Quote the listing below in its entirety.

Dataset excerpt
■ ■ ■ ■ ■

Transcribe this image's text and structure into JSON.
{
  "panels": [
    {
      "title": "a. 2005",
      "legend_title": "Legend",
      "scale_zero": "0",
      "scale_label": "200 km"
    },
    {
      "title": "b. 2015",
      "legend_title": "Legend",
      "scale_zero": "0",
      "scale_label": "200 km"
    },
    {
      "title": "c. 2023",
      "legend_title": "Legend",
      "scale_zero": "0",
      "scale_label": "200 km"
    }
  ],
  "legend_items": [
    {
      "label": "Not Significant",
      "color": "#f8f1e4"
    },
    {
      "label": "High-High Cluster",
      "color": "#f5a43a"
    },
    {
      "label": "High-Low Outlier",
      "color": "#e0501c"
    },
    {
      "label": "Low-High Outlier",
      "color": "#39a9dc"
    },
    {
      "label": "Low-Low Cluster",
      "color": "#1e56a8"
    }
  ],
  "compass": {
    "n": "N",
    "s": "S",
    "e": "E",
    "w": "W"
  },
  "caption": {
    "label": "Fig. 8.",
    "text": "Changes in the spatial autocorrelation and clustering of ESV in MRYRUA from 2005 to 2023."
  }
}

■ ■ ■ ■ ■

- [Expected answer]:
Transcribe this image's text and structure into JSON.
{
  "panels": [
    {
      "title": "a. 2005",
      "legend_title": "Legend",
      "scale_zero": "0",
      "scale_label": "200 km"
    },
    {
      "title": "b. 2015",
      "legend_title": "Legend",
      "scale_zero": "0",
      "scale_label": "200 km"
    },
    {
      "title": "c. 2023",
      "legend_title": "Legend",
      "scale_zero": "0",
      "scale_label": "200 km"
    }
  ],
  "legend_items": [
    {
      "label": "Not Significant",
      "color": "#f8f1e4"
    },
    {
      "label": "High-High Cluster",
      "color": "#f5a43a"
    },
    {
      "label": "High-Low Outlier",
      "color": "#e0501c"
    },
    {
      "label": "Low-High Outlier",
      "color": "#39a9dc"
    },
    {
      "label": "Low-Low Cluster",
      "color": "#1e56a8"
    }
  ],
  "compass": {
    "n": "N",
    "s": "S",
    "e": "E",
    "w": "W"
  },
  "caption": {
    "label": "Fig. 8.",
    "text": "Changes in the spatial autocorrelation and clustering of ESV in MRYRUA from 2005 to 2023."
  }
}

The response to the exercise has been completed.